Gather each row below that contains the string "change" and copy those rows out in full.
============
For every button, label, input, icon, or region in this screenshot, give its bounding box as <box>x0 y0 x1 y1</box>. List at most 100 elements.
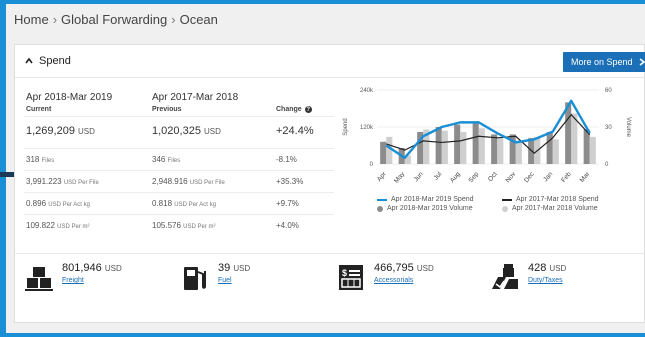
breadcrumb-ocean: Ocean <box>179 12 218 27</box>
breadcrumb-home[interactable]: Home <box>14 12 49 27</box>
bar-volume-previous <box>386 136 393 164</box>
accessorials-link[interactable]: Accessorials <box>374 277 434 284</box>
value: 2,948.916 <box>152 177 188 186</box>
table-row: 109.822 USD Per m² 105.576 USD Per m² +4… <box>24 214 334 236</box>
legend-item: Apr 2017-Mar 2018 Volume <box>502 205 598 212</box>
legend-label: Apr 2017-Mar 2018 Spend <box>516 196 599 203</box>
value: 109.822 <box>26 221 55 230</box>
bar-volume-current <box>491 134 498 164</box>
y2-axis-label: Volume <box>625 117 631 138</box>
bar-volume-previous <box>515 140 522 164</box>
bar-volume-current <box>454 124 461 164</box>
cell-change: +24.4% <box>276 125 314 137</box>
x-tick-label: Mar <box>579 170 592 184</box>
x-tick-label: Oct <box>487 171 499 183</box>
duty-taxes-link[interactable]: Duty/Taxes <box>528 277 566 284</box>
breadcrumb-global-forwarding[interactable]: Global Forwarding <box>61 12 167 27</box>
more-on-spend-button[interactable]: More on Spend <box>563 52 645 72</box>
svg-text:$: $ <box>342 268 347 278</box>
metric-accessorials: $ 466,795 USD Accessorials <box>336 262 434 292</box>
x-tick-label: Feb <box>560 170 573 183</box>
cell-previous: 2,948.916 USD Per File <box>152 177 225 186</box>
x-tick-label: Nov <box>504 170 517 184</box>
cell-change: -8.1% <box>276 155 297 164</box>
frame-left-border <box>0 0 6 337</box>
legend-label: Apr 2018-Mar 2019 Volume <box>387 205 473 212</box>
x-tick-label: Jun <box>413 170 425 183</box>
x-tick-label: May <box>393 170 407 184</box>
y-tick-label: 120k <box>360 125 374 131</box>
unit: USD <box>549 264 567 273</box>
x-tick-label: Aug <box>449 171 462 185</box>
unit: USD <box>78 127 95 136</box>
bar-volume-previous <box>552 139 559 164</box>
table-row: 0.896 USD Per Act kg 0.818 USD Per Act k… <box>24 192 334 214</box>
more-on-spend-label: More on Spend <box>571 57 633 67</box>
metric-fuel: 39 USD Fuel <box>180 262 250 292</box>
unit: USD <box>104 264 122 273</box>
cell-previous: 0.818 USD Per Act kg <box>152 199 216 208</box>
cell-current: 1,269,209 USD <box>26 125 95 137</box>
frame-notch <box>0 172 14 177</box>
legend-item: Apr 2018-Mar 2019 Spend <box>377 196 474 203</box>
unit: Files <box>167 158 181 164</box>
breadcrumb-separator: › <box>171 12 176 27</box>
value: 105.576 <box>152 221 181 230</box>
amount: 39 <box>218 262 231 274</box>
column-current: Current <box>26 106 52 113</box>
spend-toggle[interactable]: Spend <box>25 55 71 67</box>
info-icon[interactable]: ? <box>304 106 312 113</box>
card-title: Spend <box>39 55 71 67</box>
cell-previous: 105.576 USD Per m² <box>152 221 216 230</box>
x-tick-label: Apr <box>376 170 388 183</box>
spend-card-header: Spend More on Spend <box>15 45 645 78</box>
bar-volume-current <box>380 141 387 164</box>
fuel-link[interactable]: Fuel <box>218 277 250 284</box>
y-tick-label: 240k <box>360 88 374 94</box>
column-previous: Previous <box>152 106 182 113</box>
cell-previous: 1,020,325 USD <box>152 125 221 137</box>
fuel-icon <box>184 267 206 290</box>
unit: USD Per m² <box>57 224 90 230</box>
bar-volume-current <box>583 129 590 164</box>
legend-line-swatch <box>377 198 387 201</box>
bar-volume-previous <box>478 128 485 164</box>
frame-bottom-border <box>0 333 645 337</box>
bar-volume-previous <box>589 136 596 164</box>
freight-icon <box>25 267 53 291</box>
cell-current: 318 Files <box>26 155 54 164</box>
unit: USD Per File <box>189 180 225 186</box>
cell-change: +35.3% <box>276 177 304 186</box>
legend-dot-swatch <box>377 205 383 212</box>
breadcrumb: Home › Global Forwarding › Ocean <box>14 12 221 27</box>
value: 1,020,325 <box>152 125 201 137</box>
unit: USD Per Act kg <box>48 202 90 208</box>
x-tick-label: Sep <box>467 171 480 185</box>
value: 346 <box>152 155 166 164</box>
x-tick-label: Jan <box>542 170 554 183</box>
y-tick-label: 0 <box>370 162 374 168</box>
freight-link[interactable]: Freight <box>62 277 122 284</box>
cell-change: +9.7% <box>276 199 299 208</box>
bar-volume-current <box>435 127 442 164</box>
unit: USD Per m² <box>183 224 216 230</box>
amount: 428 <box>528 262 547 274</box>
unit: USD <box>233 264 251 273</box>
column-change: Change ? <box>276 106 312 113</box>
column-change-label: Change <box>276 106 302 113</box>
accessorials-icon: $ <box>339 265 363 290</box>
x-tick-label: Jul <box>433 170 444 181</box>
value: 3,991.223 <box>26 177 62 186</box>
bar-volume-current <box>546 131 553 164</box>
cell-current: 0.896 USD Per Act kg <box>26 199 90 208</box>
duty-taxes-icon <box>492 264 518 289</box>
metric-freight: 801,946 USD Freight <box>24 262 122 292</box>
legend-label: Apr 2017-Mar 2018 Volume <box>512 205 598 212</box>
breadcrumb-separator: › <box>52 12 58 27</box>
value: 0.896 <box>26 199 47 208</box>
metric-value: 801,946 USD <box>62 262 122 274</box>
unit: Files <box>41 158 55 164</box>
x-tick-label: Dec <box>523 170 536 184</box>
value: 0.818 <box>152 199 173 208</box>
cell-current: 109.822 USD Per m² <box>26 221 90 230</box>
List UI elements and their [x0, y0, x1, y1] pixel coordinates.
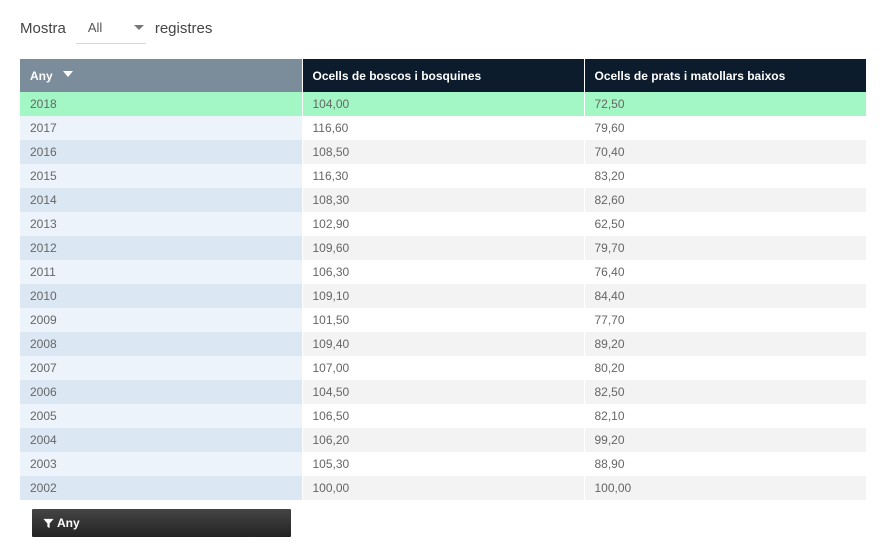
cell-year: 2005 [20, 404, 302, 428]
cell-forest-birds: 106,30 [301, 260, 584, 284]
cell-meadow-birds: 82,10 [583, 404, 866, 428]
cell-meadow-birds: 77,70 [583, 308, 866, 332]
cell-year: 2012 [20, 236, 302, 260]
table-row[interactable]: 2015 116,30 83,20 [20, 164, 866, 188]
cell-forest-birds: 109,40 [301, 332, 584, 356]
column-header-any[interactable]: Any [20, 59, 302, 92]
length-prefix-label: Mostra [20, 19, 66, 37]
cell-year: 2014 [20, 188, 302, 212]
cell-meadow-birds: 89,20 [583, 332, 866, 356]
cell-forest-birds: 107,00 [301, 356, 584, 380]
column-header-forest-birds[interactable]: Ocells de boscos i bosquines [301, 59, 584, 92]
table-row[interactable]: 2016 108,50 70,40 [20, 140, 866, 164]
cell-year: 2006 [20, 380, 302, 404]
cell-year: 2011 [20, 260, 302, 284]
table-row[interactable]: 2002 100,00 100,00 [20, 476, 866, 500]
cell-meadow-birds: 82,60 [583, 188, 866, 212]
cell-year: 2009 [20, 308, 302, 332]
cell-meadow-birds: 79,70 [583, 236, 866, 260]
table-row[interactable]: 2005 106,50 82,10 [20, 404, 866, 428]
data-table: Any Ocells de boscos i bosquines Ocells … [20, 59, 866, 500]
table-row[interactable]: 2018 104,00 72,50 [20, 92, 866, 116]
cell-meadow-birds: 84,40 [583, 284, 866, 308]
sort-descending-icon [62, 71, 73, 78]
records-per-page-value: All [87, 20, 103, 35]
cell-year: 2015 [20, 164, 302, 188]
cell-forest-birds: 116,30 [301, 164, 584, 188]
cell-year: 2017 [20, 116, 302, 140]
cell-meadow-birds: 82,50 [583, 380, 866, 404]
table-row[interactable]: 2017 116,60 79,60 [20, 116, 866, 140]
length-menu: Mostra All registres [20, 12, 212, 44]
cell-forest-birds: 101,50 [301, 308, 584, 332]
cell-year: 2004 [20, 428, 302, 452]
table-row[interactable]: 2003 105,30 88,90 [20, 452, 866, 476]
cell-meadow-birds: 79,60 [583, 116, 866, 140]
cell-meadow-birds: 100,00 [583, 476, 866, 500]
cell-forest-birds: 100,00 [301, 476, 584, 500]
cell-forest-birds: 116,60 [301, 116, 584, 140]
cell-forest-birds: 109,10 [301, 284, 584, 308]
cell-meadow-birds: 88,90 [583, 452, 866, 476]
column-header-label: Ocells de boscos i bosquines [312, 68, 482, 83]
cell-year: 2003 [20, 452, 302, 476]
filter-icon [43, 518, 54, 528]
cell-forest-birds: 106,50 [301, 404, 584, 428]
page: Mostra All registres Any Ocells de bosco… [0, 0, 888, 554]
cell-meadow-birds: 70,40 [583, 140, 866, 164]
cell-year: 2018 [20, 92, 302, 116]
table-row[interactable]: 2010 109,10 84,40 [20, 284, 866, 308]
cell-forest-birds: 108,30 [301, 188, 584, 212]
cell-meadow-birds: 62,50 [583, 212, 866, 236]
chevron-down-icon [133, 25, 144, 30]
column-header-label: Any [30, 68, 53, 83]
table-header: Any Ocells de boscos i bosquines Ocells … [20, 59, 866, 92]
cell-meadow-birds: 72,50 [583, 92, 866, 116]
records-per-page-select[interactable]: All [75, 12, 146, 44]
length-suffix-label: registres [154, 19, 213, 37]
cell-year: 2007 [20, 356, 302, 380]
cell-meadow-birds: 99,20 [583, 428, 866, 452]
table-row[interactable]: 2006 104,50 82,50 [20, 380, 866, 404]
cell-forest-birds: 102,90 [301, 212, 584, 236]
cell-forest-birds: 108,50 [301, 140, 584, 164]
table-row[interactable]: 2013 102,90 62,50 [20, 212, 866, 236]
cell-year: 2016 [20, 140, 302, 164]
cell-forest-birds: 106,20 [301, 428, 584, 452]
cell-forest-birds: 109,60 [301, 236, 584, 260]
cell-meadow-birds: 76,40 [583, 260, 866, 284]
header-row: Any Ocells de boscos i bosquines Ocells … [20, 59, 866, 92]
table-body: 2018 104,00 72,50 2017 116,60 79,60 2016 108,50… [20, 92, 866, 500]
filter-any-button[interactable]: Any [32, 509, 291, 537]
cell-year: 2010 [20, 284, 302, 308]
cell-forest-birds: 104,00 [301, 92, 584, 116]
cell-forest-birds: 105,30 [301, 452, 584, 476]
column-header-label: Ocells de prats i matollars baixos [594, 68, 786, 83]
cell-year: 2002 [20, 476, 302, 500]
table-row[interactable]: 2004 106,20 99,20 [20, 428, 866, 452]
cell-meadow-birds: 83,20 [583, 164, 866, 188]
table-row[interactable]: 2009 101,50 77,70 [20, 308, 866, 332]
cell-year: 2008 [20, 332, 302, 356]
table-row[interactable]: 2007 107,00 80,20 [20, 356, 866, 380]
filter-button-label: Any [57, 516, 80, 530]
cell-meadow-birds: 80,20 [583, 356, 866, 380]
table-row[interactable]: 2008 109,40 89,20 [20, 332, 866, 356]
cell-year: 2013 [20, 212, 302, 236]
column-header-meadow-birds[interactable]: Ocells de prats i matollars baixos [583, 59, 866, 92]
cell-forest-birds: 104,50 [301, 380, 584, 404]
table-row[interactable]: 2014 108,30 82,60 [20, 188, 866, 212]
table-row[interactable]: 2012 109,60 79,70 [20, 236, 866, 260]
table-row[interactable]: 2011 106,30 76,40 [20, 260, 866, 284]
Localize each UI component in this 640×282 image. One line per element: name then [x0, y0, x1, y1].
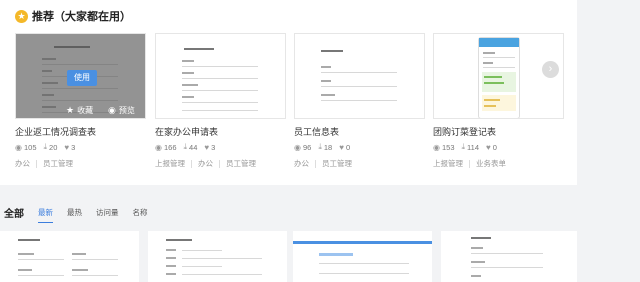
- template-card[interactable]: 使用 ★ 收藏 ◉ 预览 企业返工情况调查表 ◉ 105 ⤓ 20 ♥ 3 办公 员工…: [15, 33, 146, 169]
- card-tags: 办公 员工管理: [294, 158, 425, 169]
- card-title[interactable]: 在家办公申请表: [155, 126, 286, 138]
============
FULL SOLUTION |
cell-change: +24.4% <box>276 125 314 137</box>
cell-change: -8.1% <box>276 155 297 164</box>
cell-change: +35.3% <box>276 177 304 186</box>
cell-change: +9.7% <box>276 199 299 208</box>
column-change: Change ? <box>276 106 312 113</box>
column-change-label: Change <box>276 106 302 113</box>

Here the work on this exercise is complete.